▶ _EXERCISE GOAL_
Output the entries word for word. Omit images.
───── MATERIAL SHOWN
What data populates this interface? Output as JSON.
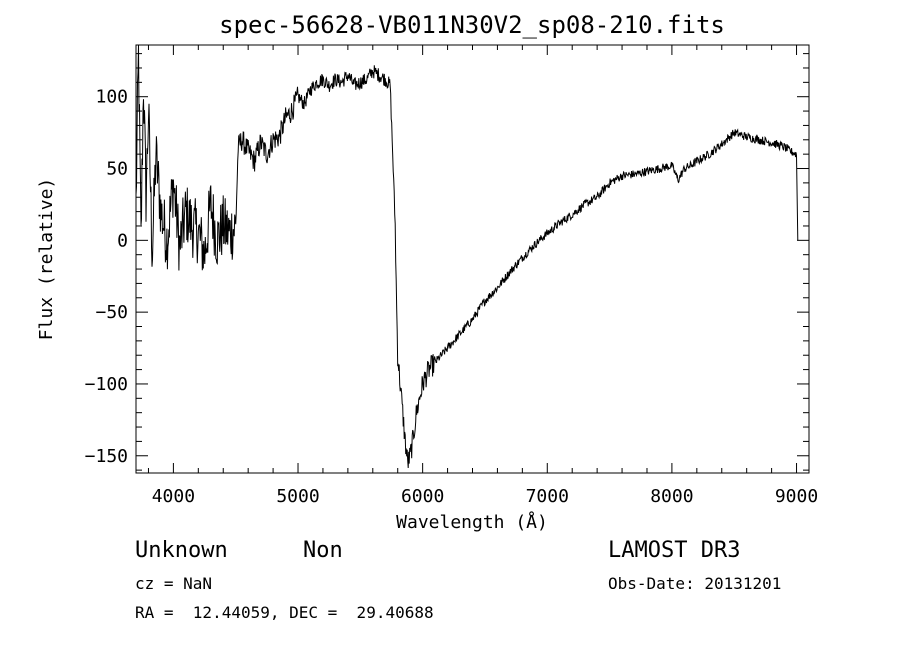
{
  "chart_data": {
    "type": "line",
    "title": "spec-56628-VB011N30V2_sp08-210.fits",
    "xlabel": "Wavelength (Å)",
    "ylabel": "Flux (relative)",
    "xlim": [
      3700,
      9100
    ],
    "ylim": [
      -162,
      136
    ],
    "xticks": [
      4000,
      5000,
      6000,
      7000,
      8000,
      9000
    ],
    "yticks": [
      -150,
      -100,
      -50,
      0,
      50,
      100
    ],
    "ytick_labels": [
      "−150",
      "−100",
      "−50",
      "0",
      "50",
      "100"
    ],
    "grid": false,
    "series": [
      {
        "x": [
          3700,
          3720,
          3740,
          3760,
          3780,
          3800,
          3830,
          3860,
          3900,
          3950,
          4000,
          4050,
          4100,
          4150,
          4200,
          4250,
          4300,
          4350,
          4400,
          4450,
          4500,
          4520,
          4550,
          4600,
          4650,
          4700,
          4750,
          4800,
          4850,
          4900,
          4950,
          5000,
          5050,
          5100,
          5150,
          5200,
          5250,
          5300,
          5350,
          5400,
          5450,
          5500,
          5550,
          5600,
          5650,
          5700,
          5740,
          5760,
          5780,
          5790,
          5800,
          5820,
          5840,
          5860,
          5880,
          5900,
          5920,
          5950,
          6000,
          6050,
          6100,
          6150,
          6200,
          6300,
          6400,
          6500,
          6600,
          6700,
          6800,
          6900,
          7000,
          7100,
          7200,
          7300,
          7400,
          7500,
          7600,
          7700,
          7800,
          7900,
          8000,
          8050,
          8100,
          8150,
          8200,
          8300,
          8400,
          8500,
          8600,
          8700,
          8800,
          8900,
          8950,
          9000,
          9010
        ],
        "y": [
          25,
          130,
          0,
          110,
          30,
          90,
          -10,
          60,
          20,
          0,
          40,
          -5,
          20,
          10,
          5,
          -10,
          25,
          0,
          10,
          5,
          10,
          65,
          70,
          62,
          55,
          68,
          60,
          70,
          72,
          85,
          90,
          100,
          95,
          105,
          110,
          112,
          108,
          112,
          110,
          115,
          108,
          110,
          112,
          118,
          115,
          112,
          108,
          60,
          10,
          -40,
          -80,
          -100,
          -120,
          -140,
          -155,
          -150,
          -140,
          -120,
          -100,
          -90,
          -85,
          -80,
          -75,
          -65,
          -55,
          -42,
          -33,
          -22,
          -12,
          -3,
          5,
          12,
          18,
          25,
          30,
          40,
          45,
          46,
          48,
          50,
          52,
          42,
          50,
          52,
          55,
          60,
          67,
          75,
          72,
          70,
          68,
          65,
          62,
          60,
          0
        ]
      }
    ]
  },
  "info": {
    "object_class": "Unknown",
    "object_subclass": "Non",
    "cz": "cz = NaN",
    "coords": "RA =  12.44059, DEC =  29.40688",
    "survey": "LAMOST DR3",
    "obs_date": "Obs-Date: 20131201"
  }
}
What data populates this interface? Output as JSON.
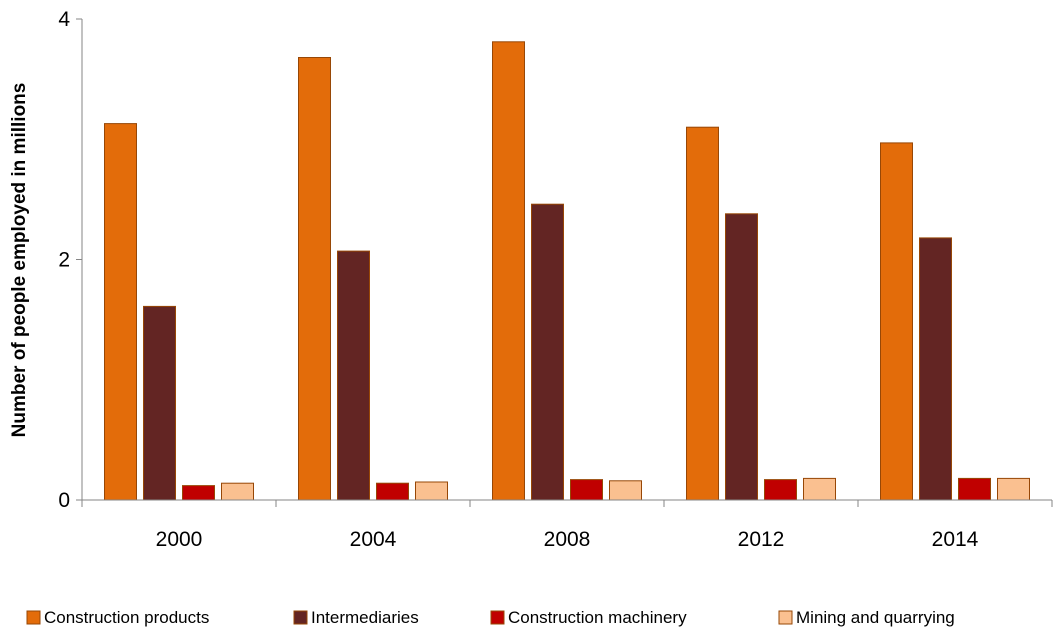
{
  "chart_data": {
    "type": "bar",
    "title": "",
    "xlabel": "",
    "ylabel": "Number of people employed in millions",
    "ylim": [
      0,
      4
    ],
    "yticks": [
      "0",
      "2",
      "4"
    ],
    "categories": [
      "2000",
      "2004",
      "2008",
      "2012",
      "2014"
    ],
    "series": [
      {
        "name": "Construction products",
        "color": "#E36C0A",
        "values": [
          3.13,
          3.68,
          3.81,
          3.1,
          2.97
        ]
      },
      {
        "name": "Intermediaries",
        "color": "#632523",
        "values": [
          1.61,
          2.07,
          2.46,
          2.38,
          2.18
        ]
      },
      {
        "name": "Construction machinery",
        "color": "#C00000",
        "values": [
          0.12,
          0.14,
          0.17,
          0.17,
          0.18
        ]
      },
      {
        "name": "Mining and quarrying",
        "color": "#FAC090",
        "values": [
          0.14,
          0.15,
          0.16,
          0.18,
          0.18
        ]
      }
    ],
    "grid": false,
    "legend_position": "bottom"
  }
}
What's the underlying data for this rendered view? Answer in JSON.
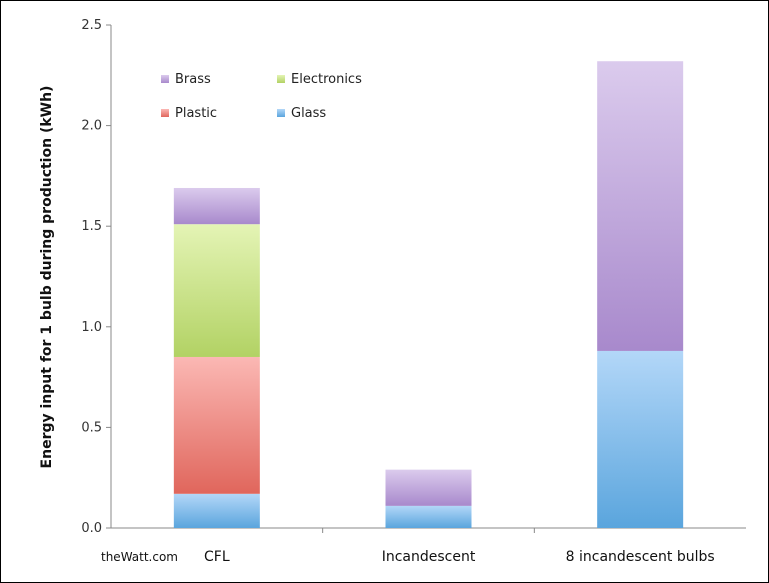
{
  "chart_data": {
    "type": "bar",
    "stacked": true,
    "categories": [
      "CFL",
      "Incandescent",
      "8 incandescent bulbs"
    ],
    "series": [
      {
        "name": "Glass",
        "values": [
          0.17,
          0.11,
          0.88
        ],
        "color_top": "#b3d7f8",
        "color_bottom": "#5aa5dd"
      },
      {
        "name": "Plastic",
        "values": [
          0.68,
          0.0,
          0.0
        ],
        "color_top": "#fbb8b4",
        "color_bottom": "#e0665c"
      },
      {
        "name": "Electronics",
        "values": [
          0.66,
          0.0,
          0.0
        ],
        "color_top": "#e4f4b5",
        "color_bottom": "#b2d264"
      },
      {
        "name": "Brass",
        "values": [
          0.18,
          0.18,
          1.44
        ],
        "color_top": "#dbcbed",
        "color_bottom": "#a889cc"
      }
    ],
    "legend_order": [
      "Brass",
      "Electronics",
      "Plastic",
      "Glass"
    ],
    "legend_placement": "top-left",
    "ylabel": "Energy input for 1 bulb during production (kWh)",
    "xlabel": "",
    "ylim": [
      0,
      2.5
    ],
    "yticks": [
      "0.0",
      "0.5",
      "1.0",
      "1.5",
      "2.0",
      "2.5"
    ],
    "grid": false
  },
  "credit": "theWatt.com"
}
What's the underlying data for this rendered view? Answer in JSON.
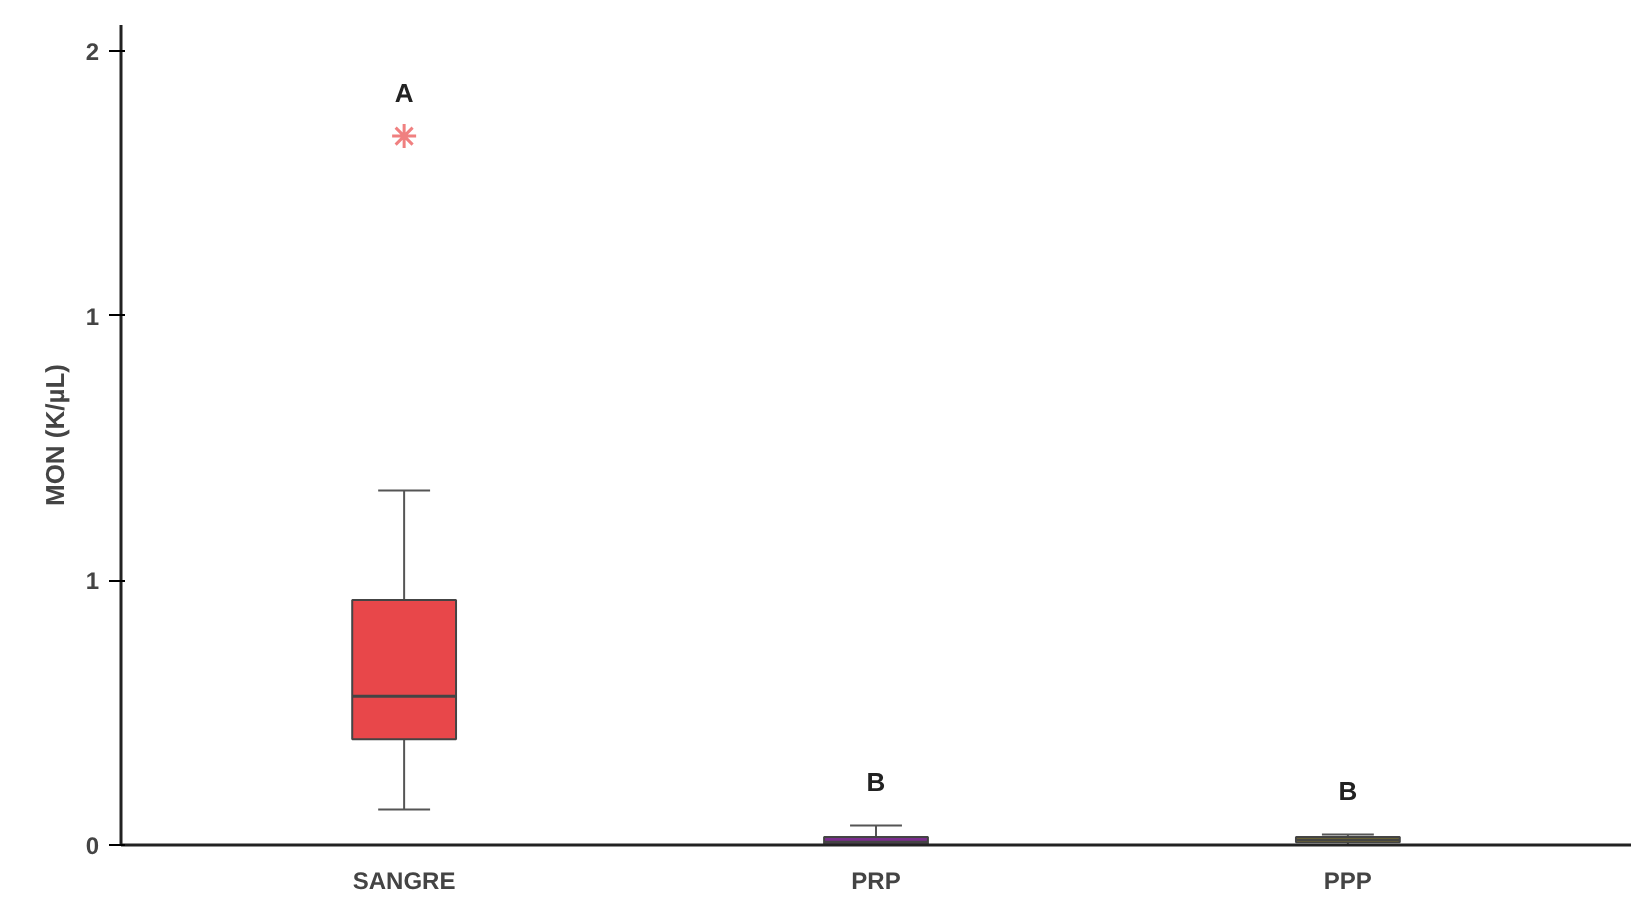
──────────
▶ _SOLVED EXERCISE_
What data populates this interface? Output as JSON.
{
  "chart_data": {
    "type": "line",
    "title": "spec-56628-VB011N30V2_sp08-210.fits",
    "xlabel": "Wavelength (Å)",
    "ylabel": "Flux (relative)",
    "xlim": [
      3700,
      9100
    ],
    "ylim": [
      -162,
      136
    ],
    "xticks": [
      4000,
      5000,
      6000,
      7000,
      8000,
      9000
    ],
    "yticks": [
      -150,
      -100,
      -50,
      0,
      50,
      100
    ],
    "ytick_labels": [
      "−150",
      "−100",
      "−50",
      "0",
      "50",
      "100"
    ],
    "grid": false,
    "series": [
      {
        "x": [
          3700,
          3720,
          3740,
          3760,
          3780,
          3800,
          3830,
          3860,
          3900,
          3950,
          4000,
          4050,
          4100,
          4150,
          4200,
          4250,
          4300,
          4350,
          4400,
          4450,
          4500,
          4520,
          4550,
          4600,
          4650,
          4700,
          4750,
          4800,
          4850,
          4900,
          4950,
          5000,
          5050,
          5100,
          5150,
          5200,
          5250,
          5300,
          5350,
          5400,
          5450,
          5500,
          5550,
          5600,
          5650,
          5700,
          5740,
          5760,
          5780,
          5790,
          5800,
          5820,
          5840,
          5860,
          5880,
          5900,
          5920,
          5950,
          6000,
          6050,
          6100,
          6150,
          6200,
          6300,
          6400,
          6500,
          6600,
          6700,
          6800,
          6900,
          7000,
          7100,
          7200,
          7300,
          7400,
          7500,
          7600,
          7700,
          7800,
          7900,
          8000,
          8050,
          8100,
          8150,
          8200,
          8300,
          8400,
          8500,
          8600,
          8700,
          8800,
          8900,
          8950,
          9000,
          9010
        ],
        "y": [
          25,
          130,
          0,
          110,
          30,
          90,
          -10,
          60,
          20,
          0,
          40,
          -5,
          20,
          10,
          5,
          -10,
          25,
          0,
          10,
          5,
          10,
          65,
          70,
          62,
          55,
          68,
          60,
          70,
          72,
          85,
          90,
          100,
          95,
          105,
          110,
          112,
          108,
          112,
          110,
          115,
          108,
          110,
          112,
          118,
          115,
          112,
          108,
          60,
          10,
          -40,
          -80,
          -100,
          -120,
          -140,
          -155,
          -150,
          -140,
          -120,
          -100,
          -90,
          -85,
          -80,
          -75,
          -65,
          -55,
          -42,
          -33,
          -22,
          -12,
          -3,
          5,
          12,
          18,
          25,
          30,
          40,
          45,
          46,
          48,
          50,
          52,
          42,
          50,
          52,
          55,
          60,
          67,
          75,
          72,
          70,
          68,
          65,
          62,
          60,
          0
        ]
      }
    ]
  },
  "info": {
    "object_class": "Unknown",
    "object_subclass": "Non",
    "cz": "cz = NaN",
    "coords": "RA =  12.44059, DEC =  29.40688",
    "survey": "LAMOST DR3",
    "obs_date": "Obs-Date: 20131201"
  }
}
What data populates this interface? Output as JSON.
{
  "chart_data": {
    "type": "bar",
    "title": "",
    "xlabel": "",
    "ylabel": "Number of people employed in millions",
    "ylim": [
      0,
      4
    ],
    "yticks": [
      "0",
      "2",
      "4"
    ],
    "categories": [
      "2000",
      "2004",
      "2008",
      "2012",
      "2014"
    ],
    "series": [
      {
        "name": "Construction products",
        "color": "#E36C0A",
        "values": [
          3.13,
          3.68,
          3.81,
          3.1,
          2.97
        ]
      },
      {
        "name": "Intermediaries",
        "color": "#632523",
        "values": [
          1.61,
          2.07,
          2.46,
          2.38,
          2.18
        ]
      },
      {
        "name": "Construction machinery",
        "color": "#C00000",
        "values": [
          0.12,
          0.14,
          0.17,
          0.17,
          0.18
        ]
      },
      {
        "name": "Mining and quarrying",
        "color": "#FAC090",
        "values": [
          0.14,
          0.15,
          0.16,
          0.18,
          0.18
        ]
      }
    ],
    "grid": false,
    "legend_position": "bottom"
  }
}
What's the underlying data for this rendered view? Answer in JSON.
{
  "chart_data": {
    "type": "bar",
    "stacked": true,
    "categories": [
      "CFL",
      "Incandescent",
      "8 incandescent bulbs"
    ],
    "series": [
      {
        "name": "Glass",
        "values": [
          0.17,
          0.11,
          0.88
        ],
        "color_top": "#b3d7f8",
        "color_bottom": "#5aa5dd"
      },
      {
        "name": "Plastic",
        "values": [
          0.68,
          0.0,
          0.0
        ],
        "color_top": "#fbb8b4",
        "color_bottom": "#e0665c"
      },
      {
        "name": "Electronics",
        "values": [
          0.66,
          0.0,
          0.0
        ],
        "color_top": "#e4f4b5",
        "color_bottom": "#b2d264"
      },
      {
        "name": "Brass",
        "values": [
          0.18,
          0.18,
          1.44
        ],
        "color_top": "#dbcbed",
        "color_bottom": "#a889cc"
      }
    ],
    "legend_order": [
      "Brass",
      "Electronics",
      "Plastic",
      "Glass"
    ],
    "legend_placement": "top-left",
    "ylabel": "Energy input for 1 bulb during production (kWh)",
    "xlabel": "",
    "ylim": [
      0,
      2.5
    ],
    "yticks": [
      "0.0",
      "0.5",
      "1.0",
      "1.5",
      "2.0",
      "2.5"
    ],
    "grid": false
  },
  "credit": "theWatt.com"
}
What's the underlying data for this rendered view? Answer in JSON.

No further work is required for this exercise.